Exercise aim
For each line in the data below that holds "content", return a copy.
<<<<
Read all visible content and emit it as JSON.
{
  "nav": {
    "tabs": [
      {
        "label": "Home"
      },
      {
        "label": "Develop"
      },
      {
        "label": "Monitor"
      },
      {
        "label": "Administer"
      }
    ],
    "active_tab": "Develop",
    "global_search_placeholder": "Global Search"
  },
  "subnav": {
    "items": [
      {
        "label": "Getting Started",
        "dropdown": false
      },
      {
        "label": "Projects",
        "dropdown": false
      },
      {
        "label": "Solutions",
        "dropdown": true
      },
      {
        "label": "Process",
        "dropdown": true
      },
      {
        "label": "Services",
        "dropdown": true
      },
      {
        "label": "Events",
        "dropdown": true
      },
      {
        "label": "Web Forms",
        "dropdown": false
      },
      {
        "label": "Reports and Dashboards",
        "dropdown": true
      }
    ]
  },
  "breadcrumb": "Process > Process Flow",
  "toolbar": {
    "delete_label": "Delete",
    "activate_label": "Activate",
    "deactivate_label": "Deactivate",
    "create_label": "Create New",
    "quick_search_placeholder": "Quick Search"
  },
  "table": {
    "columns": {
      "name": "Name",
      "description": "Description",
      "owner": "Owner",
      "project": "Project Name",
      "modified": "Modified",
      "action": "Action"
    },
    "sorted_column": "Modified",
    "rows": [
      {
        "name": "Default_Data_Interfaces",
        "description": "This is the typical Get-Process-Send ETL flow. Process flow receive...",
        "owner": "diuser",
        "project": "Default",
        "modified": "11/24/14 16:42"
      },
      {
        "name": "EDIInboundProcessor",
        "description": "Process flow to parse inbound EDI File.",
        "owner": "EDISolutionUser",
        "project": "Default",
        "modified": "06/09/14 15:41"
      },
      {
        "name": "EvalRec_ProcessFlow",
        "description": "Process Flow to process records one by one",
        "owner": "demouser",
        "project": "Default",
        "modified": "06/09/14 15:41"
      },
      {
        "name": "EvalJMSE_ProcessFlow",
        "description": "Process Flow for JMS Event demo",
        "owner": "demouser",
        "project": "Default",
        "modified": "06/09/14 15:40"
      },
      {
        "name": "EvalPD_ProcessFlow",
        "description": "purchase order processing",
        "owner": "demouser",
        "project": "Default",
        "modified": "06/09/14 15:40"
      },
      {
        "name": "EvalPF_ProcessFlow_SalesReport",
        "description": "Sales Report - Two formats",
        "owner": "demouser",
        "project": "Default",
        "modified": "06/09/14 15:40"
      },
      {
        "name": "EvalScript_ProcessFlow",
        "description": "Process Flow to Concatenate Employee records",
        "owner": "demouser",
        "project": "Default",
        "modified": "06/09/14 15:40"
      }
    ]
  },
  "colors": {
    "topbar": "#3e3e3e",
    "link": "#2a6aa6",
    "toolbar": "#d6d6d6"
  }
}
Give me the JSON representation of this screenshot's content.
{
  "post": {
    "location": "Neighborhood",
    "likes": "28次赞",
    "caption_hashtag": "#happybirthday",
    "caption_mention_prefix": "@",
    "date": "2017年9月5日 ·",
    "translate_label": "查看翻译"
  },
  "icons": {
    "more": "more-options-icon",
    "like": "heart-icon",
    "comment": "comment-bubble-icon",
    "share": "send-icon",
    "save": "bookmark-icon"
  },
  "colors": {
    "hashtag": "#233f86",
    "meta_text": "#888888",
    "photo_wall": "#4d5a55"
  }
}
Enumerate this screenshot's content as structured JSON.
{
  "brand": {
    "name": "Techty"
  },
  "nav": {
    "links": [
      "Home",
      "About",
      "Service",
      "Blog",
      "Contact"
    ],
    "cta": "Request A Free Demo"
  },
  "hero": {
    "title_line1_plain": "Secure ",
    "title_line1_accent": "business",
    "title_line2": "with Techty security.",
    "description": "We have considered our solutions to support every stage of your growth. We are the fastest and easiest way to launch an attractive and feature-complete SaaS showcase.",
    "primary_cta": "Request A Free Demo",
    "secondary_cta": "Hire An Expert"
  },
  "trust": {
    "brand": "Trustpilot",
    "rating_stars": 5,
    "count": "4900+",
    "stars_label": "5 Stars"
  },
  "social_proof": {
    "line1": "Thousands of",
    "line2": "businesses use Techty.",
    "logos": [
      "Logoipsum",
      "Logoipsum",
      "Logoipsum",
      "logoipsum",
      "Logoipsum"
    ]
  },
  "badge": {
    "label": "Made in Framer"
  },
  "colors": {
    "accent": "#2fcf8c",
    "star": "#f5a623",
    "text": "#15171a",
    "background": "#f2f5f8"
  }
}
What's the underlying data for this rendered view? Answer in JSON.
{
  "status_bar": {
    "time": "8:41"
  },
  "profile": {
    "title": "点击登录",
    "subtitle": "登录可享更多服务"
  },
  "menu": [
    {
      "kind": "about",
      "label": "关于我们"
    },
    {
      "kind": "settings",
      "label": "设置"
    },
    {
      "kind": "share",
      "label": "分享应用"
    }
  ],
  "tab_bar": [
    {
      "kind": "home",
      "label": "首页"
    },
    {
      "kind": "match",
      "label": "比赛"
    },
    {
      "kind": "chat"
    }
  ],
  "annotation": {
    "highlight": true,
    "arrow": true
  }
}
>>>>
Expected output
Read all visible content and emit it as JSON.
Give me the JSON representation of this screenshot's content.
Enumerate this screenshot's content as structured JSON.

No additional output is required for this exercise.